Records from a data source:
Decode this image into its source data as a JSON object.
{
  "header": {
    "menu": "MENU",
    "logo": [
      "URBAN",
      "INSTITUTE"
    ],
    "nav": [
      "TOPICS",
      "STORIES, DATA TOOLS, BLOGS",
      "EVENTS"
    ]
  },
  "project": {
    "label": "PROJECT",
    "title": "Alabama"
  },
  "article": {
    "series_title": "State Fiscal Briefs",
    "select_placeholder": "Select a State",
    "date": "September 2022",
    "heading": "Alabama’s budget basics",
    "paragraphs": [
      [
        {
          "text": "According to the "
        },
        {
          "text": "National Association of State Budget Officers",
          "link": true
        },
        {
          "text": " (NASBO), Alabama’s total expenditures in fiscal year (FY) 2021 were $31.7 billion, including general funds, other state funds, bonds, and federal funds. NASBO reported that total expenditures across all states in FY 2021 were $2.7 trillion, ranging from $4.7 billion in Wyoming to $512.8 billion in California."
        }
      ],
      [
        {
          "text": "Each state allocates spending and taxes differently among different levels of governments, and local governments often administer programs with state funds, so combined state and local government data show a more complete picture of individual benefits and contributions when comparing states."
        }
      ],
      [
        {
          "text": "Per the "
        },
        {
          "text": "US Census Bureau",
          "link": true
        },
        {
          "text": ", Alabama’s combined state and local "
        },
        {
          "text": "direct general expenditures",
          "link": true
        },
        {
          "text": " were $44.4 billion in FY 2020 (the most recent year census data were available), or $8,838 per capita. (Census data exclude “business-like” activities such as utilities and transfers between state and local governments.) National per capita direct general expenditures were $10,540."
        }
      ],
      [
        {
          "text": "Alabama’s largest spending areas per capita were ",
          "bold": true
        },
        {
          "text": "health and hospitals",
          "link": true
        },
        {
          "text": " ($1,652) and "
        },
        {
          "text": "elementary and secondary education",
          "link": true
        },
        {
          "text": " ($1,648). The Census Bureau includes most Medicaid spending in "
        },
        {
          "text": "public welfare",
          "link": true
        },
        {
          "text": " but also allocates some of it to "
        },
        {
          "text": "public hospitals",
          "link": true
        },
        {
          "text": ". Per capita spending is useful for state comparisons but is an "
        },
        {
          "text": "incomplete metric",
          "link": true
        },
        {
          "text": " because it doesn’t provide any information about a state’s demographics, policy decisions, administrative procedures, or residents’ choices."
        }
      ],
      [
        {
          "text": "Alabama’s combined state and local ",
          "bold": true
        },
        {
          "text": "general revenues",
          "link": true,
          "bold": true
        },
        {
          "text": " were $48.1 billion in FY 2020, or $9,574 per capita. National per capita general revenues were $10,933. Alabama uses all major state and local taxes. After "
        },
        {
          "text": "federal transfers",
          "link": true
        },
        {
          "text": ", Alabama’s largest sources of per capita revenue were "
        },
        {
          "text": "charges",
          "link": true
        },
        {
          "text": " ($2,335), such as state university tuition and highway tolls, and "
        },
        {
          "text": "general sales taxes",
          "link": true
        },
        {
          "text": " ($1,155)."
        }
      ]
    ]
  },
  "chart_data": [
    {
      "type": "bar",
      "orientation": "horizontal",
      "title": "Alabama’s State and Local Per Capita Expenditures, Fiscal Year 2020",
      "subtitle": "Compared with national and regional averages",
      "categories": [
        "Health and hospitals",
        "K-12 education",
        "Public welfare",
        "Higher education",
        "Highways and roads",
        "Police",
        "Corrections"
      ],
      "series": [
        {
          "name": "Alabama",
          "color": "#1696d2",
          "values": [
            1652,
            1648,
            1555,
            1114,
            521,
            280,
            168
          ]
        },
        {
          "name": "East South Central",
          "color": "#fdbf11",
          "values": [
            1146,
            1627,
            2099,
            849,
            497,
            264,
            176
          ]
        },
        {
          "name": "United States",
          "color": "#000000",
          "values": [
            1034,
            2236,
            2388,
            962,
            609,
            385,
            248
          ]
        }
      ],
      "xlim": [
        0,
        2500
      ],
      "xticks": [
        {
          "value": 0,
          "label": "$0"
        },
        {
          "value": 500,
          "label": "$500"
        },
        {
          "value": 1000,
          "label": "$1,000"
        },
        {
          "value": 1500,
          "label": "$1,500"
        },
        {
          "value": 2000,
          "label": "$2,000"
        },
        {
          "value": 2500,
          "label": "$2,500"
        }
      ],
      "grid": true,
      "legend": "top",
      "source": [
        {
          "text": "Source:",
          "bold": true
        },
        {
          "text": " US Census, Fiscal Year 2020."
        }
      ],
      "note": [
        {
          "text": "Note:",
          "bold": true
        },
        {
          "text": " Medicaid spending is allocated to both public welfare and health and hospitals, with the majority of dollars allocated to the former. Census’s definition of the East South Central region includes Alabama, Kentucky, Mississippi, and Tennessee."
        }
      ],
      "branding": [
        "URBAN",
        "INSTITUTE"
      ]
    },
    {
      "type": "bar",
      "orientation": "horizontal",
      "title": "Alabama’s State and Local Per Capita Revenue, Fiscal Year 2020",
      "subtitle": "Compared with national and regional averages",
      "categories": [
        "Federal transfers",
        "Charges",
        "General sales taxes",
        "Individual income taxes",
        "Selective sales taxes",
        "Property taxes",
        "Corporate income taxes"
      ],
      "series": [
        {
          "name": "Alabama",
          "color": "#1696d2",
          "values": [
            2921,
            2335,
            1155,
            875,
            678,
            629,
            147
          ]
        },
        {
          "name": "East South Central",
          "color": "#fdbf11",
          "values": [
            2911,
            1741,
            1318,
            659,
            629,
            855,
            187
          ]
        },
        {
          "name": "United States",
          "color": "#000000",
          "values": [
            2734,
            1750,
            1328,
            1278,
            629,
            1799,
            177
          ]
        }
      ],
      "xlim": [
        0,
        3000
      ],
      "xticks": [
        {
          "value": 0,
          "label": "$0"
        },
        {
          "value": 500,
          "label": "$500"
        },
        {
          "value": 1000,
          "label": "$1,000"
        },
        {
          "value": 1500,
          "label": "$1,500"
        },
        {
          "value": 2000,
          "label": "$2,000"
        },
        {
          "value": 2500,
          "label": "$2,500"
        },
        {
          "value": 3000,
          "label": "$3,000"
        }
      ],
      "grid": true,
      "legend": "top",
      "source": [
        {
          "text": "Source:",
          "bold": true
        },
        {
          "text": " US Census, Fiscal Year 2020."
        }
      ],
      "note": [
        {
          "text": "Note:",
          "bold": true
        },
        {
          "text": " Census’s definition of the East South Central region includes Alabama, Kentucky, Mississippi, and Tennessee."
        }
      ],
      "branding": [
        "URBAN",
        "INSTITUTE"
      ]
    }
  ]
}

• What you need to do: Reproduce the records in full, exactly as written.

• Task answer:
Decode this image into its source data as a JSON object.
{
  "header": {
    "menu": "MENU",
    "logo": [
      "URBAN",
      "INSTITUTE"
    ],
    "nav": [
      "TOPICS",
      "STORIES, DATA TOOLS, BLOGS",
      "EVENTS"
    ]
  },
  "project": {
    "label": "PROJECT",
    "title": "Alabama"
  },
  "article": {
    "series_title": "State Fiscal Briefs",
    "select_placeholder": "Select a State",
    "date": "September 2022",
    "heading": "Alabama’s budget basics",
    "paragraphs": [
      [
        {
          "text": "According to the "
        },
        {
          "text": "National Association of State Budget Officers",
          "link": true
        },
        {
          "text": " (NASBO), Alabama’s total expenditures in fiscal year (FY) 2021 were $31.7 billion, including general funds, other state funds, bonds, and federal funds. NASBO reported that total expenditures across all states in FY 2021 were $2.7 trillion, ranging from $4.7 billion in Wyoming to $512.8 billion in California."
        }
      ],
      [
        {
          "text": "Each state allocates spending and taxes differently among different levels of governments, and local governments often administer programs with state funds, so combined state and local government data show a more complete picture of individual benefits and contributions when comparing states."
        }
      ],
      [
        {
          "text": "Per the "
        },
        {
          "text": "US Census Bureau",
          "link": true
        },
        {
          "text": ", Alabama’s combined state and local "
        },
        {
          "text": "direct general expenditures",
          "link": true
        },
        {
          "text": " were $44.4 billion in FY 2020 (the most recent year census data were available), or $8,838 per capita. (Census data exclude “business-like” activities such as utilities and transfers between state and local governments.) National per capita direct general expenditures were $10,540."
        }
      ],
      [
        {
          "text": "Alabama’s largest spending areas per capita were ",
          "bold": true
        },
        {
          "text": "health and hospitals",
          "link": true
        },
        {
          "text": " ($1,652) and "
        },
        {
          "text": "elementary and secondary education",
          "link": true
        },
        {
          "text": " ($1,648). The Census Bureau includes most Medicaid spending in "
        },
        {
          "text": "public welfare",
          "link": true
        },
        {
          "text": " but also allocates some of it to "
        },
        {
          "text": "public hospitals",
          "link": true
        },
        {
          "text": ". Per capita spending is useful for state comparisons but is an "
        },
        {
          "text": "incomplete metric",
          "link": true
        },
        {
          "text": " because it doesn’t provide any information about a state’s demographics, policy decisions, administrative procedures, or residents’ choices."
        }
      ],
      [
        {
          "text": "Alabama’s combined state and local ",
          "bold": true
        },
        {
          "text": "general revenues",
          "link": true,
          "bold": true
        },
        {
          "text": " were $48.1 billion in FY 2020, or $9,574 per capita. National per capita general revenues were $10,933. Alabama uses all major state and local taxes. After "
        },
        {
          "text": "federal transfers",
          "link": true
        },
        {
          "text": ", Alabama’s largest sources of per capita revenue were "
        },
        {
          "text": "charges",
          "link": true
        },
        {
          "text": " ($2,335), such as state university tuition and highway tolls, and "
        },
        {
          "text": "general sales taxes",
          "link": true
        },
        {
          "text": " ($1,155)."
        }
      ]
    ]
  },
  "chart_data": [
    {
      "type": "bar",
      "orientation": "horizontal",
      "title": "Alabama’s State and Local Per Capita Expenditures, Fiscal Year 2020",
      "subtitle": "Compared with national and regional averages",
      "categories": [
        "Health and hospitals",
        "K-12 education",
        "Public welfare",
        "Higher education",
        "Highways and roads",
        "Police",
        "Corrections"
      ],
      "series": [
        {
          "name": "Alabama",
          "color": "#1696d2",
          "values": [
            1652,
            1648,
            1555,
            1114,
            521,
            280,
            168
          ]
        },
        {
          "name": "East South Central",
          "color": "#fdbf11",
          "values": [
            1146,
            1627,
            2099,
            849,
            497,
            264,
            176
          ]
        },
        {
          "name": "United States",
          "color": "#000000",
          "values": [
            1034,
            2236,
            2388,
            962,
            609,
            385,
            248
          ]
        }
      ],
      "xlim": [
        0,
        2500
      ],
      "xticks": [
        {
          "value": 0,
          "label": "$0"
        },
        {
          "value": 500,
          "label": "$500"
        },
        {
          "value": 1000,
          "label": "$1,000"
        },
        {
          "value": 1500,
          "label": "$1,500"
        },
        {
          "value": 2000,
          "label": "$2,000"
        },
        {
          "value": 2500,
          "label": "$2,500"
        }
      ],
      "grid": true,
      "legend": "top",
      "source": [
        {
          "text": "Source:",
          "bold": true
        },
        {
          "text": " US Census, Fiscal Year 2020."
        }
      ],
      "note": [
        {
          "text": "Note:",
          "bold": true
        },
        {
          "text": " Medicaid spending is allocated to both public welfare and health and hospitals, with the majority of dollars allocated to the former. Census’s definition of the East South Central region includes Alabama, Kentucky, Mississippi, and Tennessee."
        }
      ],
      "branding": [
        "URBAN",
        "INSTITUTE"
      ]
    },
    {
      "type": "bar",
      "orientation": "horizontal",
      "title": "Alabama’s State and Local Per Capita Revenue, Fiscal Year 2020",
      "subtitle": "Compared with national and regional averages",
      "categories": [
        "Federal transfers",
        "Charges",
        "General sales taxes",
        "Individual income taxes",
        "Selective sales taxes",
        "Property taxes",
        "Corporate income taxes"
      ],
      "series": [
        {
          "name": "Alabama",
          "color": "#1696d2",
          "values": [
            2921,
            2335,
            1155,
            875,
            678,
            629,
            147
          ]
        },
        {
          "name": "East South Central",
          "color": "#fdbf11",
          "values": [
            2911,
            1741,
            1318,
            659,
            629,
            855,
            187
          ]
        },
        {
          "name": "United States",
          "color": "#000000",
          "values": [
            2734,
            1750,
            1328,
            1278,
            629,
            1799,
            177
          ]
        }
      ],
      "xlim": [
        0,
        3000
      ],
      "xticks": [
        {
          "value": 0,
          "label": "$0"
        },
        {
          "value": 500,
          "label": "$500"
        },
        {
          "value": 1000,
          "label": "$1,000"
        },
        {
          "value": 1500,
          "label": "$1,500"
        },
        {
          "value": 2000,
          "label": "$2,000"
        },
        {
          "value": 2500,
          "label": "$2,500"
        },
        {
          "value": 3000,
          "label": "$3,000"
        }
      ],
      "grid": true,
      "legend": "top",
      "source": [
        {
          "text": "Source:",
          "bold": true
        },
        {
          "text": " US Census, Fiscal Year 2020."
        }
      ],
      "note": [
        {
          "text": "Note:",
          "bold": true
        },
        {
          "text": " Census’s definition of the East South Central region includes Alabama, Kentucky, Mississippi, and Tennessee."
        }
      ],
      "branding": [
        "URBAN",
        "INSTITUTE"
      ]
    }
  ]
}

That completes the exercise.